[Prompt] Reproduce each line exactly.

Figure dataset records:
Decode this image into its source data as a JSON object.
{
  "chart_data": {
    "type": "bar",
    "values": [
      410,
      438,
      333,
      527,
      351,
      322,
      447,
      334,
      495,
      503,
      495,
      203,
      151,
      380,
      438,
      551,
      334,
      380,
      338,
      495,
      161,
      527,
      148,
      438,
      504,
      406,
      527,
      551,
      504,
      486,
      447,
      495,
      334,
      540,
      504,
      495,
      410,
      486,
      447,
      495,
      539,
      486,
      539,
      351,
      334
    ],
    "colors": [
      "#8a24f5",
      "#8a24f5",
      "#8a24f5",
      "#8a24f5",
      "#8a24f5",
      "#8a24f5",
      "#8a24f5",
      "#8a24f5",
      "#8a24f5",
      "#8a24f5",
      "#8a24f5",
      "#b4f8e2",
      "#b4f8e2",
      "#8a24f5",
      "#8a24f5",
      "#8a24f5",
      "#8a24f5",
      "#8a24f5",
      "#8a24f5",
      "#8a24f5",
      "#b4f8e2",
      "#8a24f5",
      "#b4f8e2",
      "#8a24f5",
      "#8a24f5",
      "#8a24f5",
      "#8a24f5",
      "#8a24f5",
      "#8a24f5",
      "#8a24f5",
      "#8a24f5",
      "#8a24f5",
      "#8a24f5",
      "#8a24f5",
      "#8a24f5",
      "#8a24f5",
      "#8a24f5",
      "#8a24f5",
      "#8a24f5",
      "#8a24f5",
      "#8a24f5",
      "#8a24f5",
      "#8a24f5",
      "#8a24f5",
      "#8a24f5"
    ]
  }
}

[Response to the task]
Decode this image into its source data as a JSON object.
{
  "chart_data": {
    "type": "bar",
    "values": [
      410,
      438,
      333,
      527,
      351,
      322,
      447,
      334,
      495,
      503,
      495,
      203,
      151,
      380,
      438,
      551,
      334,
      380,
      338,
      495,
      161,
      527,
      148,
      438,
      504,
      406,
      527,
      551,
      504,
      486,
      447,
      495,
      334,
      540,
      504,
      495,
      410,
      486,
      447,
      495,
      539,
      486,
      539,
      351,
      334
    ],
    "colors": [
      "#8a24f5",
      "#8a24f5",
      "#8a24f5",
      "#8a24f5",
      "#8a24f5",
      "#8a24f5",
      "#8a24f5",
      "#8a24f5",
      "#8a24f5",
      "#8a24f5",
      "#8a24f5",
      "#b4f8e2",
      "#b4f8e2",
      "#8a24f5",
      "#8a24f5",
      "#8a24f5",
      "#8a24f5",
      "#8a24f5",
      "#8a24f5",
      "#8a24f5",
      "#b4f8e2",
      "#8a24f5",
      "#b4f8e2",
      "#8a24f5",
      "#8a24f5",
      "#8a24f5",
      "#8a24f5",
      "#8a24f5",
      "#8a24f5",
      "#8a24f5",
      "#8a24f5",
      "#8a24f5",
      "#8a24f5",
      "#8a24f5",
      "#8a24f5",
      "#8a24f5",
      "#8a24f5",
      "#8a24f5",
      "#8a24f5",
      "#8a24f5",
      "#8a24f5",
      "#8a24f5",
      "#8a24f5",
      "#8a24f5",
      "#8a24f5"
    ]
  }
}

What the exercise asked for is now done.